INSTRUCTIONS TO FOLLOW
Collect every line of the records below that contains the word "results".

DATA FOR PROCESSING
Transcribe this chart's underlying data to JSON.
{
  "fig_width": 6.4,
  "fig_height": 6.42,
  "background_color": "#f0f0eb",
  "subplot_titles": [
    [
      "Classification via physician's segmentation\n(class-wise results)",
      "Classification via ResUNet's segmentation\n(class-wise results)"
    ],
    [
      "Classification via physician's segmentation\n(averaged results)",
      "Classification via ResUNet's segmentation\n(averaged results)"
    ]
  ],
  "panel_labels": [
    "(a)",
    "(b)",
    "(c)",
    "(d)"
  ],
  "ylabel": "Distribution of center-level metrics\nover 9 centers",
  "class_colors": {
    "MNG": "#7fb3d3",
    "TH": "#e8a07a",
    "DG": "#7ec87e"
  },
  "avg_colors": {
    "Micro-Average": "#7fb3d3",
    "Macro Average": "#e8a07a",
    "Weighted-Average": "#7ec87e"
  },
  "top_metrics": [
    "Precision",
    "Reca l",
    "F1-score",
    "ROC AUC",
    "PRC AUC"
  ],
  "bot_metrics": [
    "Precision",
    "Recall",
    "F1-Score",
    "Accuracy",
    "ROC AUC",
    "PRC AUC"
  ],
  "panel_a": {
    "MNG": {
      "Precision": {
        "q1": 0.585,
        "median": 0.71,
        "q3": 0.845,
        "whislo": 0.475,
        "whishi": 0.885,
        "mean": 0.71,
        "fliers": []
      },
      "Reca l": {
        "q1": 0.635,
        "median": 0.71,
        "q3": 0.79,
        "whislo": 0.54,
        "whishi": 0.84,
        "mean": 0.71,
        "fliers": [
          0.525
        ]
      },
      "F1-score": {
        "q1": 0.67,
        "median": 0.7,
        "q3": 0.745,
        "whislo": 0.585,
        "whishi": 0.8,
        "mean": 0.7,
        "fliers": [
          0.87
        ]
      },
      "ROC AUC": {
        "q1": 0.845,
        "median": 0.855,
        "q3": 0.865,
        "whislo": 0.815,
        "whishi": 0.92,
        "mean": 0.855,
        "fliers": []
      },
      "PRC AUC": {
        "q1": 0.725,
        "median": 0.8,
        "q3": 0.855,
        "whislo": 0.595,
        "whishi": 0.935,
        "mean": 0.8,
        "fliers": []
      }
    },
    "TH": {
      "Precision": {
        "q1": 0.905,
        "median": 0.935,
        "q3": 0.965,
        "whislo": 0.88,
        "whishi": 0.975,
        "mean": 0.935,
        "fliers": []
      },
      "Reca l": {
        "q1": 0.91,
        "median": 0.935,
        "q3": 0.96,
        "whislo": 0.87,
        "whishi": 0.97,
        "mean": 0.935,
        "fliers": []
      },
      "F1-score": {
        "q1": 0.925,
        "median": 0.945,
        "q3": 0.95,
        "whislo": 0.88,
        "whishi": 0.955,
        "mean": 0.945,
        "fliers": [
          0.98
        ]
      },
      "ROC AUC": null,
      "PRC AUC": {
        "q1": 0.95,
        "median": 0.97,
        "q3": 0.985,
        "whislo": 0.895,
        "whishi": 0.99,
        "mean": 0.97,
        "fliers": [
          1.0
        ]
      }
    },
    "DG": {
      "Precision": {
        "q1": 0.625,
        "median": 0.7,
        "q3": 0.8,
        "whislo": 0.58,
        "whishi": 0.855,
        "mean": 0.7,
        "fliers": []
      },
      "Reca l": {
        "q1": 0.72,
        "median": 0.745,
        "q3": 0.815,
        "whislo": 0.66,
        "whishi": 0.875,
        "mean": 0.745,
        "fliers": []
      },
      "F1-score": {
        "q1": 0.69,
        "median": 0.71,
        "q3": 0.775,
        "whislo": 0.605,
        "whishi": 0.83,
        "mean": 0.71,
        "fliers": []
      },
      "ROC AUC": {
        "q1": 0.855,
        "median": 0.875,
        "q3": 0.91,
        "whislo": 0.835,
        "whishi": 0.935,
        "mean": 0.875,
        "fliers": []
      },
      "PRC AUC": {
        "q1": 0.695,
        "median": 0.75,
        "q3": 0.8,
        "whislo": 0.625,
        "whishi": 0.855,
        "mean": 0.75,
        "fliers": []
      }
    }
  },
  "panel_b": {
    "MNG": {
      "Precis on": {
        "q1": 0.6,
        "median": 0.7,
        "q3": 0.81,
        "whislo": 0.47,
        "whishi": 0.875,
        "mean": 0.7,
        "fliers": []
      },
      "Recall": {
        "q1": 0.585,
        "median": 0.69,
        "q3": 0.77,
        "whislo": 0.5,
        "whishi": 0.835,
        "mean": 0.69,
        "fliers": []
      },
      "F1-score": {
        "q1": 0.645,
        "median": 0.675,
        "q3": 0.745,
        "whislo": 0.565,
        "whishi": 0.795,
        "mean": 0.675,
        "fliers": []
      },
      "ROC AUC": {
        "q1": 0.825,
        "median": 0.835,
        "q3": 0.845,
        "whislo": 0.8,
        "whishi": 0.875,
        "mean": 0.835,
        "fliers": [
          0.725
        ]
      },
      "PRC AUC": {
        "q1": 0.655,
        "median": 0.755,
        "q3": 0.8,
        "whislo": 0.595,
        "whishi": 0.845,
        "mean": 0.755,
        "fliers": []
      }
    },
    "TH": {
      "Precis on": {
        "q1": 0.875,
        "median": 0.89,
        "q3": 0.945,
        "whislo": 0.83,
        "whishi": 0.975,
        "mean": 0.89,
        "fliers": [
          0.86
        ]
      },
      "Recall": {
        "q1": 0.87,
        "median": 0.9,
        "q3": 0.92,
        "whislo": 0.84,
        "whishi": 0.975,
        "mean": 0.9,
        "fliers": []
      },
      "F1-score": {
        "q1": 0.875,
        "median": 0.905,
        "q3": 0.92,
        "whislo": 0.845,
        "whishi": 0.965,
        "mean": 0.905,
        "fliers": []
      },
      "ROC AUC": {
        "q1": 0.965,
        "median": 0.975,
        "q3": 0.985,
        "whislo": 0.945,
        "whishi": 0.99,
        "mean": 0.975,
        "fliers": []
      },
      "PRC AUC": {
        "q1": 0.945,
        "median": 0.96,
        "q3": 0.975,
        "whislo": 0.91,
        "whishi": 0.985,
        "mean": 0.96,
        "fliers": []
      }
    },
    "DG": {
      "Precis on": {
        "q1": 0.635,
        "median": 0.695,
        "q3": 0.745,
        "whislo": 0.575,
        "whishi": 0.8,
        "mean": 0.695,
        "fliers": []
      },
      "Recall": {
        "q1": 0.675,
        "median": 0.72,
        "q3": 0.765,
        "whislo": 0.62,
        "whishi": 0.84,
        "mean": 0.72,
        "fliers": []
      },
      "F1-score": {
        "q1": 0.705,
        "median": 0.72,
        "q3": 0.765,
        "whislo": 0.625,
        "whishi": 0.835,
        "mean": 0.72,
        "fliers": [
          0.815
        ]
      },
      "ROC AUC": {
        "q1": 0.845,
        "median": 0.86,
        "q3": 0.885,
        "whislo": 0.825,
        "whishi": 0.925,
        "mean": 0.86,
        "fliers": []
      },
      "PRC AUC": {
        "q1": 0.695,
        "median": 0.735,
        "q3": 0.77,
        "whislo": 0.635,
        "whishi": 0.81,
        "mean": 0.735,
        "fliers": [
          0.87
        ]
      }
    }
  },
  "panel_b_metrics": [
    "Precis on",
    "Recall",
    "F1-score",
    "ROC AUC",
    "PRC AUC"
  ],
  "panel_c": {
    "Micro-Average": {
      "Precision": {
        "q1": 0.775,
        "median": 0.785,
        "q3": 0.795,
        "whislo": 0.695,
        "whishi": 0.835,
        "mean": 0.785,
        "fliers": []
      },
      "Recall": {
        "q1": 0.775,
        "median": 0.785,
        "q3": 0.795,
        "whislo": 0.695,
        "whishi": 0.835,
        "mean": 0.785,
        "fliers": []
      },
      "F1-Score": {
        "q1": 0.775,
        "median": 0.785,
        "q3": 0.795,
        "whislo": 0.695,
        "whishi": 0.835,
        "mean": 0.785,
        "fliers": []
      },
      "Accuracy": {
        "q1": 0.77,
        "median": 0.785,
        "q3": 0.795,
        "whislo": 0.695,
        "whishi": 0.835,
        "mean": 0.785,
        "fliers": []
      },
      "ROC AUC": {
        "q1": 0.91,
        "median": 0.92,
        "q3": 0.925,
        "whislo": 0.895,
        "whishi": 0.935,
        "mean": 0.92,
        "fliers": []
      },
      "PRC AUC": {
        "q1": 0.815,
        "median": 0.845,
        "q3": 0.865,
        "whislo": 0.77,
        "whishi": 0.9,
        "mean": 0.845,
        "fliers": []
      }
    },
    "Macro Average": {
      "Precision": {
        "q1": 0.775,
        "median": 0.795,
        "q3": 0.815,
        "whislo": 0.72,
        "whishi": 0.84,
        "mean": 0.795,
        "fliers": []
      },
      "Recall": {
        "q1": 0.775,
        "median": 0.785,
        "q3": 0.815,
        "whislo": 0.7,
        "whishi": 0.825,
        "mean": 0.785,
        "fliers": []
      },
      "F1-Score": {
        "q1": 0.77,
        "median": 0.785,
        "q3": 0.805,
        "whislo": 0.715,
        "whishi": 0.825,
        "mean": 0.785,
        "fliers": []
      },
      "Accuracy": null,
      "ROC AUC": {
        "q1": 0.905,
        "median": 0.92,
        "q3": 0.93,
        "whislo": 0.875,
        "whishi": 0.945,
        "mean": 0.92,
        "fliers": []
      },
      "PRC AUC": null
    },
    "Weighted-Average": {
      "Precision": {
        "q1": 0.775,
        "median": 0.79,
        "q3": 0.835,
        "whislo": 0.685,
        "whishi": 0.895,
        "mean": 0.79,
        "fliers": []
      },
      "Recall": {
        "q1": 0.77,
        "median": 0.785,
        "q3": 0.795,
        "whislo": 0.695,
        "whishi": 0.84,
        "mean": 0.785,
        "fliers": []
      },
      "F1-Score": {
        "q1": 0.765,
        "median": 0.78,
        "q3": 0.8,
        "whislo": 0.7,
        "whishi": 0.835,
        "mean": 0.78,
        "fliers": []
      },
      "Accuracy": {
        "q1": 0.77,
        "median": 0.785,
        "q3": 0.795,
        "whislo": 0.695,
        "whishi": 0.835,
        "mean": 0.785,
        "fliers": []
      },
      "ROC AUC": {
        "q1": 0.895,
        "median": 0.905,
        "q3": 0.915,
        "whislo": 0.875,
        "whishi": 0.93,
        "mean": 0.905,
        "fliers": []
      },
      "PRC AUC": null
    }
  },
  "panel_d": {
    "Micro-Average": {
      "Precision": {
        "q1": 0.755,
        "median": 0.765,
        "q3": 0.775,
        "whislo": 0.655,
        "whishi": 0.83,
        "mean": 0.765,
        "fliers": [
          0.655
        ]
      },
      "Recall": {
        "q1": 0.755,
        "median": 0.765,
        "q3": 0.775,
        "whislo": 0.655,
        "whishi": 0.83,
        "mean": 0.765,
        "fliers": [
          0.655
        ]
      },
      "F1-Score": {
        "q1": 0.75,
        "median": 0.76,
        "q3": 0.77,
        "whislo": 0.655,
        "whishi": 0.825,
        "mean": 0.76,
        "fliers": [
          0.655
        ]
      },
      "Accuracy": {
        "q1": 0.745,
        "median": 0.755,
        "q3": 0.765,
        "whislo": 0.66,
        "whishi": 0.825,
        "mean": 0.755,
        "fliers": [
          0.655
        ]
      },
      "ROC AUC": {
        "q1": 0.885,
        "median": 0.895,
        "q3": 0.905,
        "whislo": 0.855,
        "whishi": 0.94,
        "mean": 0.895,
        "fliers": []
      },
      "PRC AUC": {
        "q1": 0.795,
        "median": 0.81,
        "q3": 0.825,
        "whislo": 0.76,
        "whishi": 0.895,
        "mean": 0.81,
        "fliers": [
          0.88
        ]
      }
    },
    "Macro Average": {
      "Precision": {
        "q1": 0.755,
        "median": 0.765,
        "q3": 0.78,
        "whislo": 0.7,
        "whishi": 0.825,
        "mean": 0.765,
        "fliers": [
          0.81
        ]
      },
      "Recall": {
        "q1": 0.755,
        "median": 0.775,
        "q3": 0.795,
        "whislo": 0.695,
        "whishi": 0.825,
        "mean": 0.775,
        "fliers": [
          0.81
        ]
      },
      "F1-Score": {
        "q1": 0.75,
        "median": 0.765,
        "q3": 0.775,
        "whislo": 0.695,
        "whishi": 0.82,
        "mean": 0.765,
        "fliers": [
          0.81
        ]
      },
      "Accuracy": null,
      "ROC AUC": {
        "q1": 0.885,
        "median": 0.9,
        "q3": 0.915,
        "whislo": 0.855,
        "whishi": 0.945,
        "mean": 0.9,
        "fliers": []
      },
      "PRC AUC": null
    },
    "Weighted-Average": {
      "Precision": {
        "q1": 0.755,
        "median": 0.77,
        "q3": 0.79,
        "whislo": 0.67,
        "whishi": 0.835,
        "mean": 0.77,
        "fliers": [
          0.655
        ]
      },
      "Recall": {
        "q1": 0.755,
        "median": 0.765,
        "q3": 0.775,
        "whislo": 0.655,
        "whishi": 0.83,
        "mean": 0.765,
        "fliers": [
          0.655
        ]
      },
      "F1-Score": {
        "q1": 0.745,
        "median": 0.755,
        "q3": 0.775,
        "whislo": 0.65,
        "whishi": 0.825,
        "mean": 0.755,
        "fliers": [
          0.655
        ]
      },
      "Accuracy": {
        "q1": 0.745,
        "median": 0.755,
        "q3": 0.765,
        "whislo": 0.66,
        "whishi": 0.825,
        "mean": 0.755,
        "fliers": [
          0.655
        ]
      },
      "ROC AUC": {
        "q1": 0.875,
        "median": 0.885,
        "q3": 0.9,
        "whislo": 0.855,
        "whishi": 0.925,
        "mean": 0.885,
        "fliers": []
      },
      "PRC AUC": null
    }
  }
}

EXPECTED ANSWER
      "Classification via physician's segmentation\n(class-wise results)",
      "Classification via ResUNet's segmentation\n(class-wise results)"
      "Classification via physician's segmentation\n(averaged results)",
      "Classification via ResUNet's segmentation\n(averaged results)"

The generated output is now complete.